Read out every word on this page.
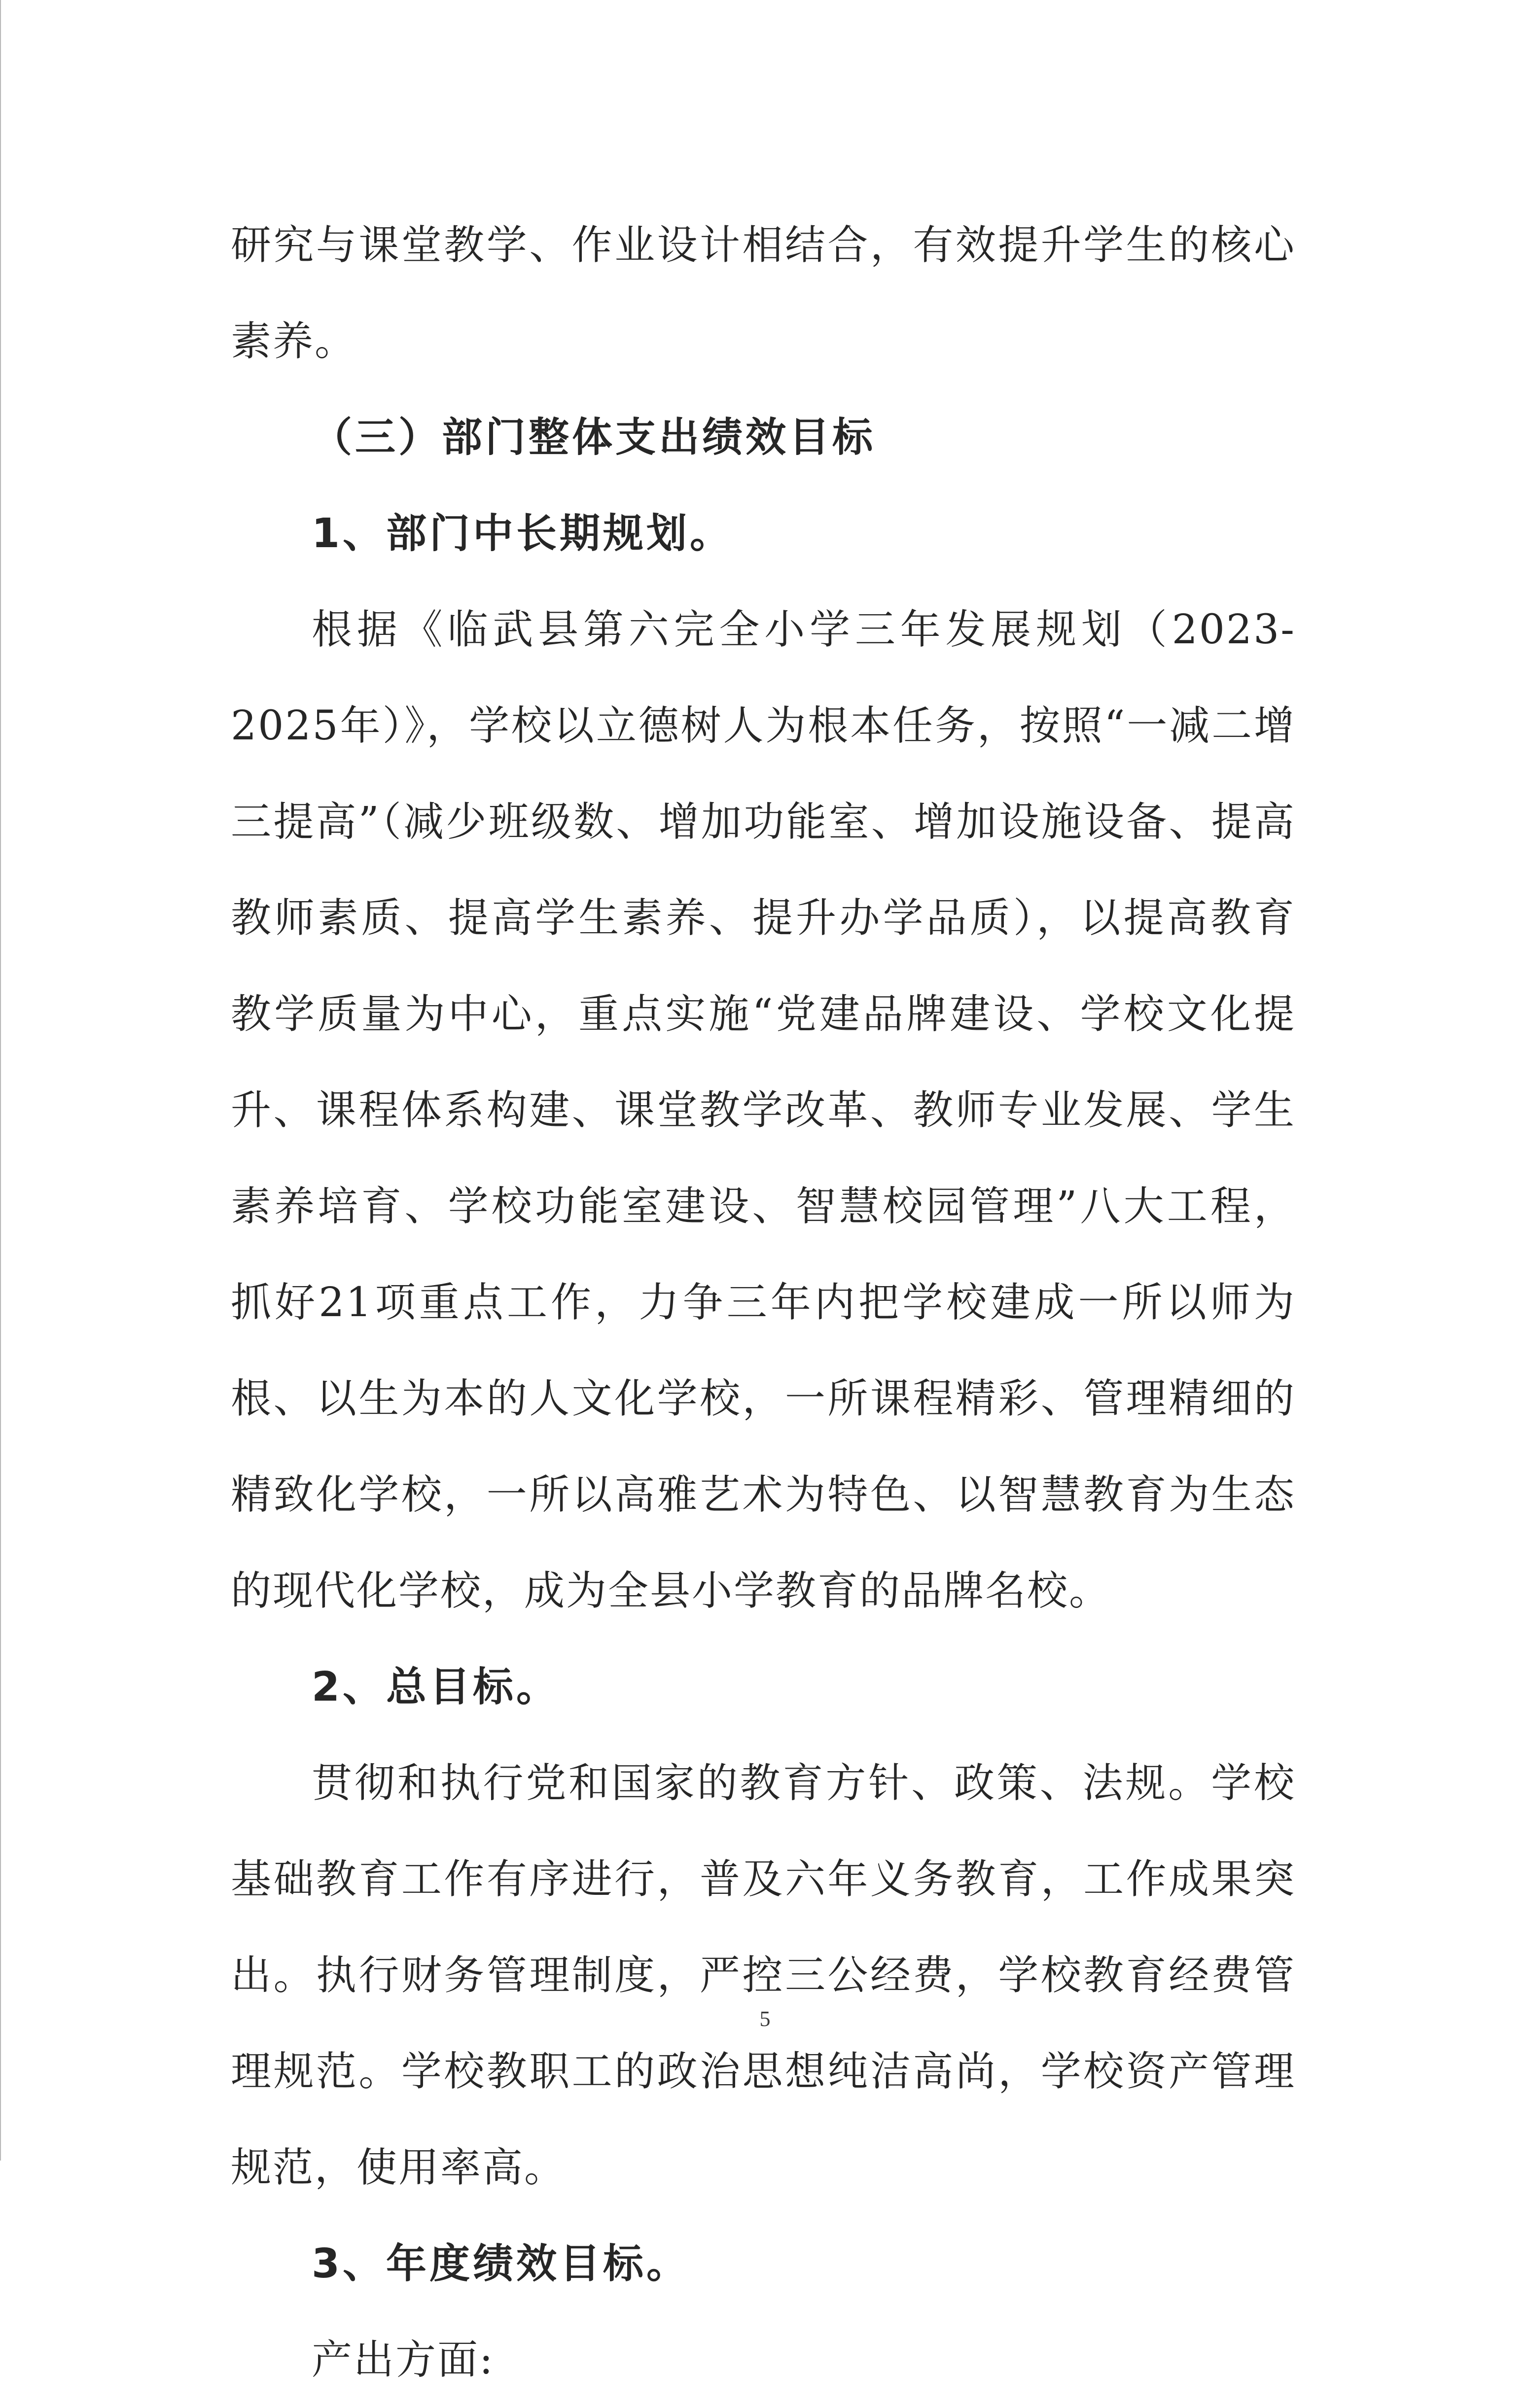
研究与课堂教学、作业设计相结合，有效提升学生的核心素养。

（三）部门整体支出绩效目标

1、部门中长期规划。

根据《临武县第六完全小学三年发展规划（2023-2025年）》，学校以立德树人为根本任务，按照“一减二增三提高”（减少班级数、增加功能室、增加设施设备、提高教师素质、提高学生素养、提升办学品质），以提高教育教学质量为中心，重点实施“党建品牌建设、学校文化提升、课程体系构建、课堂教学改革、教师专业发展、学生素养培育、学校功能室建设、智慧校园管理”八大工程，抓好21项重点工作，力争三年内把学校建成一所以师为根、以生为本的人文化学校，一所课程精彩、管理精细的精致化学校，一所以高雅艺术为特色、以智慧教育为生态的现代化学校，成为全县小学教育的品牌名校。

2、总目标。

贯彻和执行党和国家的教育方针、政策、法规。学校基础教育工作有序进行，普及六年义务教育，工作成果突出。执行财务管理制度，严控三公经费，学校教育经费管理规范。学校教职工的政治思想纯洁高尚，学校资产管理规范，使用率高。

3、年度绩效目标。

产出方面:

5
++++++
All of the material above needs to be restated exactly, with no pictures.

Read out every word on this page.
研究与课堂教学、作业设计相结合，有效提升学生的核心素养。

（三）部门整体支出绩效目标

1、部门中长期规划。

根据《临武县第六完全小学三年发展规划（2023-2025年）》，学校以立德树人为根本任务，按照“一减二增三提高”（减少班级数、增加功能室、增加设施设备、提高教师素质、提高学生素养、提升办学品质），以提高教育教学质量为中心，重点实施“党建品牌建设、学校文化提升、课程体系构建、课堂教学改革、教师专业发展、学生素养培育、学校功能室建设、智慧校园管理”八大工程，抓好21项重点工作，力争三年内把学校建成一所以师为根、以生为本的人文化学校，一所课程精彩、管理精细的精致化学校，一所以高雅艺术为特色、以智慧教育为生态的现代化学校，成为全县小学教育的品牌名校。

2、总目标。

贯彻和执行党和国家的教育方针、政策、法规。学校基础教育工作有序进行，普及六年义务教育，工作成果突出。执行财务管理制度，严控三公经费，学校教育经费管理规范。学校教职工的政治思想纯洁高尚，学校资产管理规范，使用率高。

3、年度绩效目标。

产出方面:

5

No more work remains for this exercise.